- To be done
Using the entries that follow, collect the lines where the word "JSON" appears.

- The data

:::::

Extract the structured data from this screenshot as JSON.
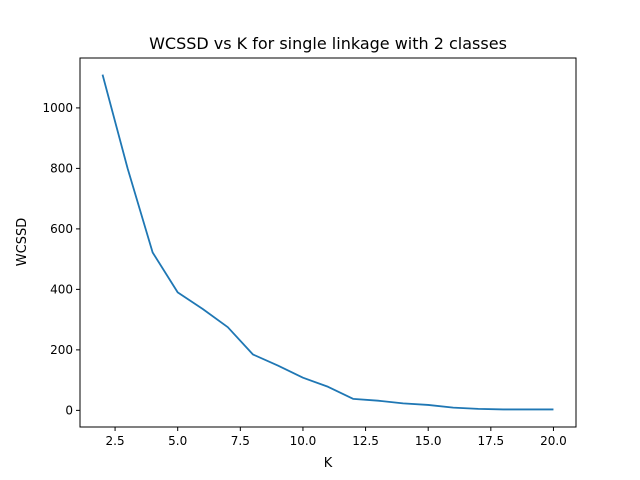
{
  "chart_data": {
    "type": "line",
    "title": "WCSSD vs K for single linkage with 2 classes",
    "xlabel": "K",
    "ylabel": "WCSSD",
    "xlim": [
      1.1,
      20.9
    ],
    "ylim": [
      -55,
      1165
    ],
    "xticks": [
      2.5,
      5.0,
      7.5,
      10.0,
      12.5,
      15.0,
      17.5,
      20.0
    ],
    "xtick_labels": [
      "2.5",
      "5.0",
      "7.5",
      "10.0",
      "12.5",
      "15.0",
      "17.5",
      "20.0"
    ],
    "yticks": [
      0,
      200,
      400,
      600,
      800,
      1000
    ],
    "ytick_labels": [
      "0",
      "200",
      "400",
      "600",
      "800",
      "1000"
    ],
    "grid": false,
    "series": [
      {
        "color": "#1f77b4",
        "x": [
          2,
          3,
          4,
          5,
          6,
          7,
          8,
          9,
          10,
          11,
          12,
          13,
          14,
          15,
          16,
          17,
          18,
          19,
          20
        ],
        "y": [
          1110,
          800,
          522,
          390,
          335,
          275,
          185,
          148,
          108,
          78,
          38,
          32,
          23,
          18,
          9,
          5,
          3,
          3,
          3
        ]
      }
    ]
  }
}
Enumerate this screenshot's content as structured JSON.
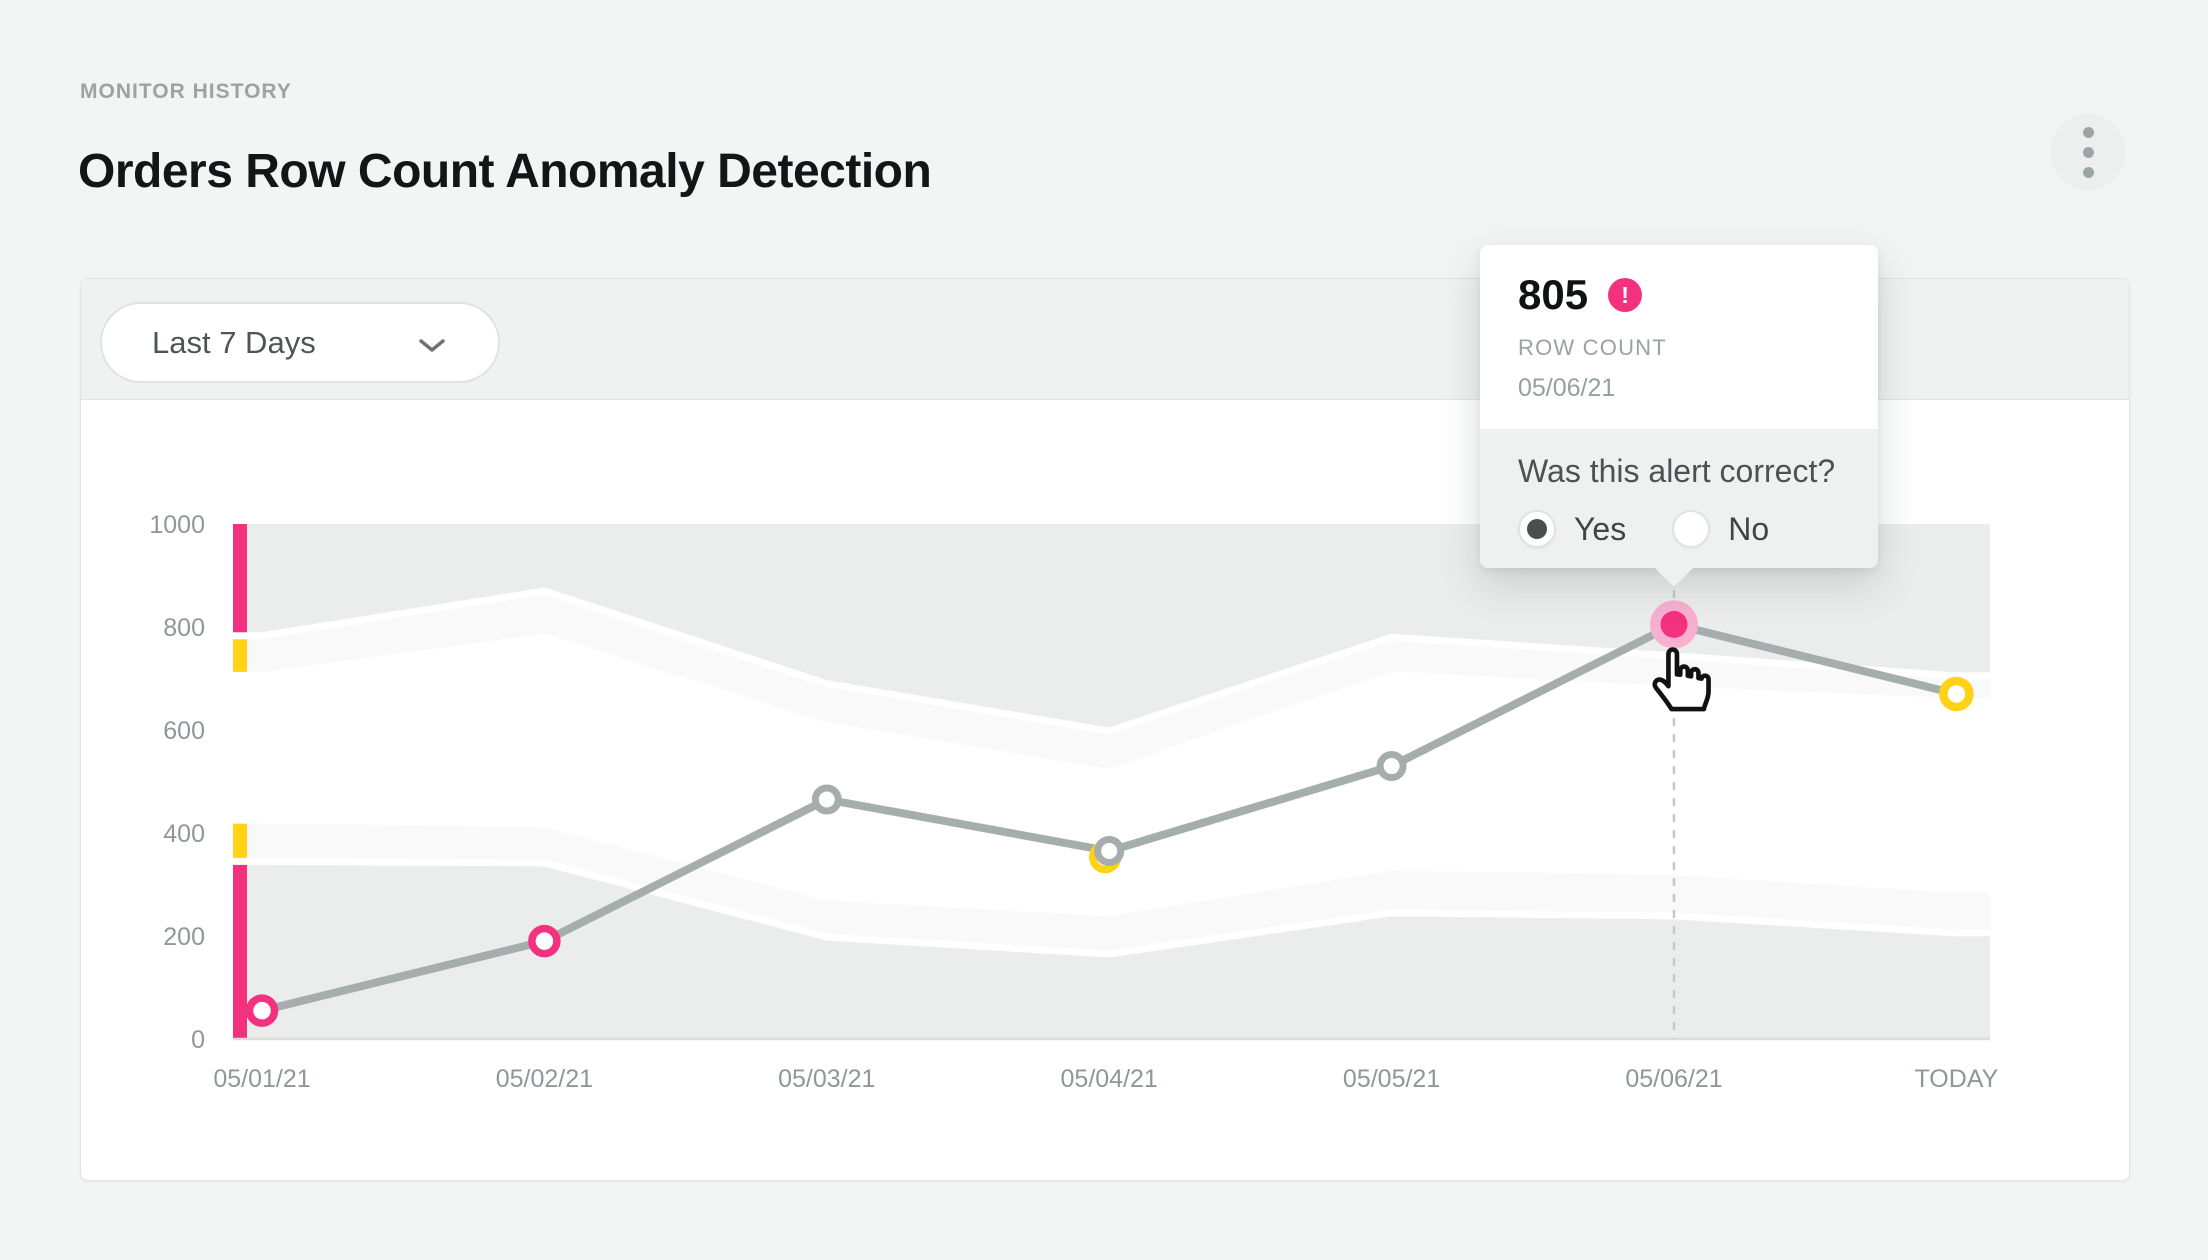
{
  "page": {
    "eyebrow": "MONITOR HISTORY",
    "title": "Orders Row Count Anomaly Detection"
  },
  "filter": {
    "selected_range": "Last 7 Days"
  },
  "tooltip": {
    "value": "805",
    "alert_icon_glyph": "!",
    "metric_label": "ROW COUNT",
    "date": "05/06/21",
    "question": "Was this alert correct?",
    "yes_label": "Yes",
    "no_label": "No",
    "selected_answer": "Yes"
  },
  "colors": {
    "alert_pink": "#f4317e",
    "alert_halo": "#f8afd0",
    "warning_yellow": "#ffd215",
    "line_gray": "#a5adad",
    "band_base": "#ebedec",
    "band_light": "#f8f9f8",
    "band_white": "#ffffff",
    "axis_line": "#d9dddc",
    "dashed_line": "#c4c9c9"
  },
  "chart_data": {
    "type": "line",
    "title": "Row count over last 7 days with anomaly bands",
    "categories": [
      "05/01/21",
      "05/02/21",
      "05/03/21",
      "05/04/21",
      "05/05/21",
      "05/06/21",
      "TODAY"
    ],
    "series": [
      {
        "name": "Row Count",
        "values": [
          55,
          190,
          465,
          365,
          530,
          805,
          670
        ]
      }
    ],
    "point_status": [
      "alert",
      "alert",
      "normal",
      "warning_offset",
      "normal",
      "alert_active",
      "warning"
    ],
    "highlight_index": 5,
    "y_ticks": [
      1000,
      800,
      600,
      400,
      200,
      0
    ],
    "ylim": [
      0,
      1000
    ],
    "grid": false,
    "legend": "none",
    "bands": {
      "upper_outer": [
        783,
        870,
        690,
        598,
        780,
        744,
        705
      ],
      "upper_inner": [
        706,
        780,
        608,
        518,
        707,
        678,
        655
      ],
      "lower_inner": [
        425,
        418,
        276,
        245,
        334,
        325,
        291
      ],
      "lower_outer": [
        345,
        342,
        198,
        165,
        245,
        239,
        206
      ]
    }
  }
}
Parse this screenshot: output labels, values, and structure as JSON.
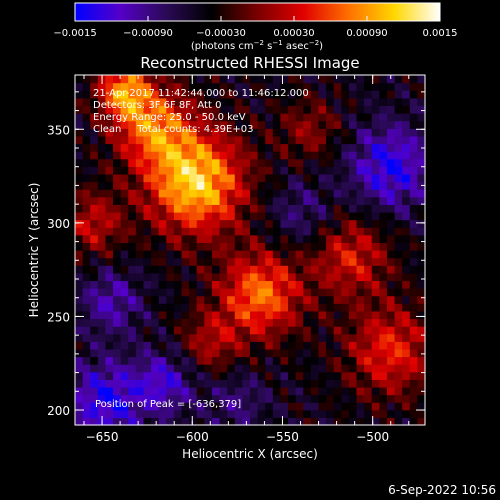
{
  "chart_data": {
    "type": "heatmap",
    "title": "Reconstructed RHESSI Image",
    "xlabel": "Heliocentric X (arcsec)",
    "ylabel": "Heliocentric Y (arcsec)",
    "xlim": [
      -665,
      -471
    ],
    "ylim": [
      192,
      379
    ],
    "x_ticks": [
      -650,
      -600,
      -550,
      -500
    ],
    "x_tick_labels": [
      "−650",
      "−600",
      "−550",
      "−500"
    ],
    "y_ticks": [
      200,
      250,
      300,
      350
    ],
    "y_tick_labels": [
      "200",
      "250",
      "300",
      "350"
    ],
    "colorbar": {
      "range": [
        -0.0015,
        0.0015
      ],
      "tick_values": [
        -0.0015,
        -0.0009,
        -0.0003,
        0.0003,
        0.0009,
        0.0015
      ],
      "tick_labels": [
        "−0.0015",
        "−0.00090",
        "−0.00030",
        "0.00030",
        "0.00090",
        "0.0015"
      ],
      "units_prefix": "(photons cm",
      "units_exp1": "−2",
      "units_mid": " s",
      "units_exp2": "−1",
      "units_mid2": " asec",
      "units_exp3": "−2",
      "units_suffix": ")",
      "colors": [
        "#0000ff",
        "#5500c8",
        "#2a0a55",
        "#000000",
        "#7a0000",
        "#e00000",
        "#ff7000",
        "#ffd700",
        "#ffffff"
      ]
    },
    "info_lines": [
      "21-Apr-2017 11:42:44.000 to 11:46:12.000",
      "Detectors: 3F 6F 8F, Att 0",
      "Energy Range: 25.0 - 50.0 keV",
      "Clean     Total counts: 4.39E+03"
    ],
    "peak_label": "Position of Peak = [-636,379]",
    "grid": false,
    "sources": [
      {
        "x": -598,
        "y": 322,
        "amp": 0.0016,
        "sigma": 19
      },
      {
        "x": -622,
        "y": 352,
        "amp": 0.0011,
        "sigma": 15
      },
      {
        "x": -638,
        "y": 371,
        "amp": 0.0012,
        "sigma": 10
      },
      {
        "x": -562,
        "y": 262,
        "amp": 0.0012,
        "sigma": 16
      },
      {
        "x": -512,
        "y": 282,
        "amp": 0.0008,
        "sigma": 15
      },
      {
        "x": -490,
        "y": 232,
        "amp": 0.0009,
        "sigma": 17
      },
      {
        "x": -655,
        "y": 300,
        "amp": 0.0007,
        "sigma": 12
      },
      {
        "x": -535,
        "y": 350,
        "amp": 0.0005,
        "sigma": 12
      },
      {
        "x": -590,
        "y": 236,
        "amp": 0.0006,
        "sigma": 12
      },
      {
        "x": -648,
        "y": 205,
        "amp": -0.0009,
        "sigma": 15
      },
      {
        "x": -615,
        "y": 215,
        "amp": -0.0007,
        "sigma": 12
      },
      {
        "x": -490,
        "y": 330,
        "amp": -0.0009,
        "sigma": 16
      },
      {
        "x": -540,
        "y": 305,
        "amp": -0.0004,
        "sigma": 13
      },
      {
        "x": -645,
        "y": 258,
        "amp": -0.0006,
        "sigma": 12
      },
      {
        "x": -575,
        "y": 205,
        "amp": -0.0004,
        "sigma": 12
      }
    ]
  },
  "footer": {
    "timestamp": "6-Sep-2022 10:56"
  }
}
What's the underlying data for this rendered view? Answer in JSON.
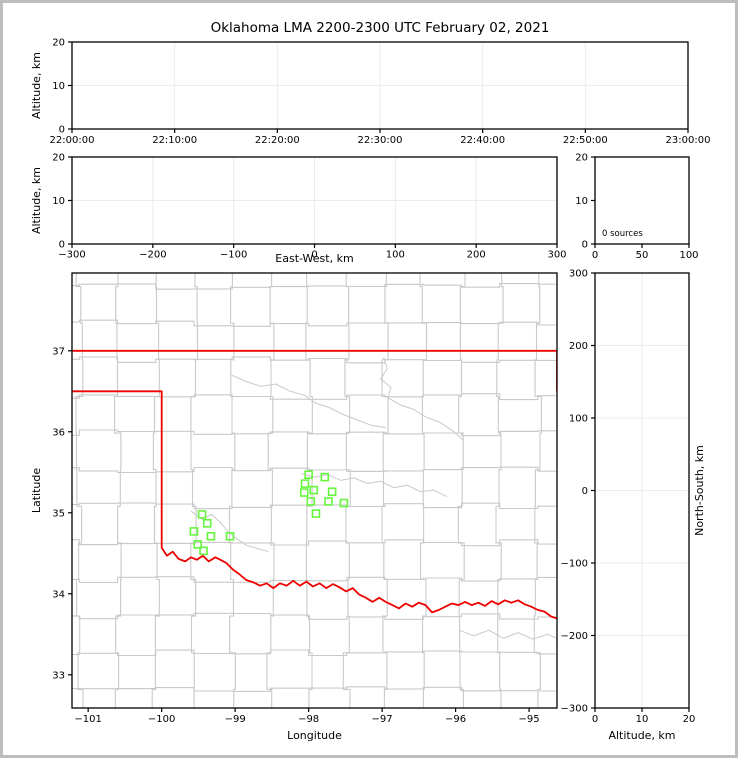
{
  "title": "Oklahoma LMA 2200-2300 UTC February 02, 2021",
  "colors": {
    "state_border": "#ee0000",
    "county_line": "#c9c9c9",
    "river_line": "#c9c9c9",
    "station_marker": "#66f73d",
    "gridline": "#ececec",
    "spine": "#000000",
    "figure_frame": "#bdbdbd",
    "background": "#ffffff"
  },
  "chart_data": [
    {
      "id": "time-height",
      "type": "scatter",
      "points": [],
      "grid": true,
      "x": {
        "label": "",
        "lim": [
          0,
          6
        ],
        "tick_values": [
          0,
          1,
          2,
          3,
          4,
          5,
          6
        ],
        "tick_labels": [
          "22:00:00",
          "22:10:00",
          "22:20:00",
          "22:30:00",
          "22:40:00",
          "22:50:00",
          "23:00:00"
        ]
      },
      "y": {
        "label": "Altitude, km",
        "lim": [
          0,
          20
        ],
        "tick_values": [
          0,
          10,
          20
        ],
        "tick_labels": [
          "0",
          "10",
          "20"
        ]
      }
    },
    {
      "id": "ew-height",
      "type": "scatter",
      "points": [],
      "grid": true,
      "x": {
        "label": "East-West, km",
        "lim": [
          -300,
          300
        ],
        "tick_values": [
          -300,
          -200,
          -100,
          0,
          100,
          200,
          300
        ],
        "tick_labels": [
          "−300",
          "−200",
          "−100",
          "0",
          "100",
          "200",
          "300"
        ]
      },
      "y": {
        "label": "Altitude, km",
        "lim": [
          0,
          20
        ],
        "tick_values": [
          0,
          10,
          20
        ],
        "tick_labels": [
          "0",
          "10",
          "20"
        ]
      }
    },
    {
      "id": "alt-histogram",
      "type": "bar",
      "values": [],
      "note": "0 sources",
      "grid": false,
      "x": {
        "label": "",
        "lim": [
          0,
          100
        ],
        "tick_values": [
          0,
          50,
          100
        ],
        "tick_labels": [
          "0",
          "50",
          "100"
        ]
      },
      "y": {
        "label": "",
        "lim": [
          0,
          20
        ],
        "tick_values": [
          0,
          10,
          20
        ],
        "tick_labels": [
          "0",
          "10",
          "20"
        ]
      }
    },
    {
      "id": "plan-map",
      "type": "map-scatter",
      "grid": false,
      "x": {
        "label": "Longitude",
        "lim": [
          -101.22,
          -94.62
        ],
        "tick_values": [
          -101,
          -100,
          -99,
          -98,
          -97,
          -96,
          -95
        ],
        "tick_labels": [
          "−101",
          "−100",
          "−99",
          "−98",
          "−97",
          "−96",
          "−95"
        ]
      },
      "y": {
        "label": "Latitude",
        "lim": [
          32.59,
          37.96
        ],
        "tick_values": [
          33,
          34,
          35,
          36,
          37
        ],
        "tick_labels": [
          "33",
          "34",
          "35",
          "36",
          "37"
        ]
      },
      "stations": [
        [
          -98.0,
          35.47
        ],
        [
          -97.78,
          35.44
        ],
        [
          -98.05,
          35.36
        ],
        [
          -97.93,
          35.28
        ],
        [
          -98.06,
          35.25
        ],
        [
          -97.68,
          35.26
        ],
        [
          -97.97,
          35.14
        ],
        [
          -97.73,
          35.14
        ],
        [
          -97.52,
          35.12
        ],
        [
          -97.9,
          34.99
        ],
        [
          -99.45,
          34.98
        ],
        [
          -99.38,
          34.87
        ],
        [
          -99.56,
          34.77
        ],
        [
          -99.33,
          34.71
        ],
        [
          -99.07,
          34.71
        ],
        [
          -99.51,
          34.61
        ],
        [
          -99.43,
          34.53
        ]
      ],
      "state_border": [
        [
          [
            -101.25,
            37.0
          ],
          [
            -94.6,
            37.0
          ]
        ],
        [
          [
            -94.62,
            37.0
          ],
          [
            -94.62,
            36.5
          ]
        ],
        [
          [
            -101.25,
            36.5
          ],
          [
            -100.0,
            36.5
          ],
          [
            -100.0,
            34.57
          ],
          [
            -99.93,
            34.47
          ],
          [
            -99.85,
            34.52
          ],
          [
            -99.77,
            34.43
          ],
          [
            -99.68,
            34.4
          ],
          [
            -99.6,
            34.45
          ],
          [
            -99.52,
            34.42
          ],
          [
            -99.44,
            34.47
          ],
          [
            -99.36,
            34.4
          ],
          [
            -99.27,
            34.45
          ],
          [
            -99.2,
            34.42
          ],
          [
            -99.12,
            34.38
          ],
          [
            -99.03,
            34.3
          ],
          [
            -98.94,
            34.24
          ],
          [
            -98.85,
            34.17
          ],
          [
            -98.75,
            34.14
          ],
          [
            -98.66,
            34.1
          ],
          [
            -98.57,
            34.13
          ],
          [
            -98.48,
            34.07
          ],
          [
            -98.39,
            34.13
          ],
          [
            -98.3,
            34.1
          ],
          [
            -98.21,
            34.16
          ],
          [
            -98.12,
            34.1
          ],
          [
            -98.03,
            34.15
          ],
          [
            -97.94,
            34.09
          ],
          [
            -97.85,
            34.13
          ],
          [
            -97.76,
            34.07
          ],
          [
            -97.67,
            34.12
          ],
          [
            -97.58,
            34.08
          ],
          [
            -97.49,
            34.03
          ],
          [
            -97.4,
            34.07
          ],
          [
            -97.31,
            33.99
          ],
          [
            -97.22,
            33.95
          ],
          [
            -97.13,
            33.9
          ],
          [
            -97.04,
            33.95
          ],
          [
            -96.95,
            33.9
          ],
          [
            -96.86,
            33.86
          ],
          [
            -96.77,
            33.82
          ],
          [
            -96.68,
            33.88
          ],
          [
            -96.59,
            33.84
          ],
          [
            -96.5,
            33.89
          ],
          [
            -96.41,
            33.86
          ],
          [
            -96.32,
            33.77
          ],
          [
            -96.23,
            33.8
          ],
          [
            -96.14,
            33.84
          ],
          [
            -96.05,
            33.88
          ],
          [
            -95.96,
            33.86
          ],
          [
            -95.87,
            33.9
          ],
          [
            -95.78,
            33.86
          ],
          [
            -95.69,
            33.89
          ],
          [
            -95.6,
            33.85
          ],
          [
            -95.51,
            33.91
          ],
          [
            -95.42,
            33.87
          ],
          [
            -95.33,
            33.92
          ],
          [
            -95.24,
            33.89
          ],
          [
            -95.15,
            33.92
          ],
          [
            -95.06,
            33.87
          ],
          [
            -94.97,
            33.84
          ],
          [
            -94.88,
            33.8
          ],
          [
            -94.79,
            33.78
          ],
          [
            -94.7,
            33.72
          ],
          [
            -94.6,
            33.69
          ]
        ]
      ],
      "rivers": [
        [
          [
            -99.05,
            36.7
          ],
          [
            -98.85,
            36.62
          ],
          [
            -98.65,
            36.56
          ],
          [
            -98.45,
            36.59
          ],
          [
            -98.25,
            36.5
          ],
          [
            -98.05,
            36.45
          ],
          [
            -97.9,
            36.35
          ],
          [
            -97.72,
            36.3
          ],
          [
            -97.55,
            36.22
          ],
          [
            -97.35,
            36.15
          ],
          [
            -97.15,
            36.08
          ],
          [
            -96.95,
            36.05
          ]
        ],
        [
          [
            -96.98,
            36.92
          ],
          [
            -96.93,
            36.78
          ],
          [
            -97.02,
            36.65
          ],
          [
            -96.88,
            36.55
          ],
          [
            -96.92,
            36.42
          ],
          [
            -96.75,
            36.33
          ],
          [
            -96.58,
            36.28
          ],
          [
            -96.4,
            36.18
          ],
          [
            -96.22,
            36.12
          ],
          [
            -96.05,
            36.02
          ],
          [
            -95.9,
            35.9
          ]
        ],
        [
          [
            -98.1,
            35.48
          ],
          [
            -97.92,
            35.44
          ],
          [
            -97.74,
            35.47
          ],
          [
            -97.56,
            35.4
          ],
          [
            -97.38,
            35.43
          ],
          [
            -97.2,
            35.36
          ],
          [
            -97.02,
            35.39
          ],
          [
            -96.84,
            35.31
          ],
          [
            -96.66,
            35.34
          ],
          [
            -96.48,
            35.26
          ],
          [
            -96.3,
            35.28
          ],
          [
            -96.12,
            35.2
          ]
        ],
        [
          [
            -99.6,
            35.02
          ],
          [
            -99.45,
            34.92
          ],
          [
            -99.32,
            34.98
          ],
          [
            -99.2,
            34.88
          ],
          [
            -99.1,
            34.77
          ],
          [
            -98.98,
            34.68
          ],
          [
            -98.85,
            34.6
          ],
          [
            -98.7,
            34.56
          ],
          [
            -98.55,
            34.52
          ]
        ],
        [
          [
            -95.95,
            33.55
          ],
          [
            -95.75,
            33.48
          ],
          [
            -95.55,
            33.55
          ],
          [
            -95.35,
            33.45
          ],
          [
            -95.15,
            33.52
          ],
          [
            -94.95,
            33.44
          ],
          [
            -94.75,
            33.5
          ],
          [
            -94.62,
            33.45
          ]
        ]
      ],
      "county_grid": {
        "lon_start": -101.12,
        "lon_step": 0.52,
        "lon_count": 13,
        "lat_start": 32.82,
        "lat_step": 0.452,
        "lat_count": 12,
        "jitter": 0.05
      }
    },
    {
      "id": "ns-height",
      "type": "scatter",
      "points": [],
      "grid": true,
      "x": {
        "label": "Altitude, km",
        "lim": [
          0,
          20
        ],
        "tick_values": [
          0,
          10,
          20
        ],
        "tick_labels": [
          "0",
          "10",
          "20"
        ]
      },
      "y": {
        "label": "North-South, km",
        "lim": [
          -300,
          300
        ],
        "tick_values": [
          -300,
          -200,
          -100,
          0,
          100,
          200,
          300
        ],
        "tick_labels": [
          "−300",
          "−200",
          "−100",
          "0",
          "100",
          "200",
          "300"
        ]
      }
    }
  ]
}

:::::

- Reply to the exercise
Extract the structured data from this screenshot as JSON.
Enumerate this screenshot's content as structured JSON.
Parse this screenshot: output labels, values, and structure as JSON.
What's the underlying data for this rendered view? Answer in JSON.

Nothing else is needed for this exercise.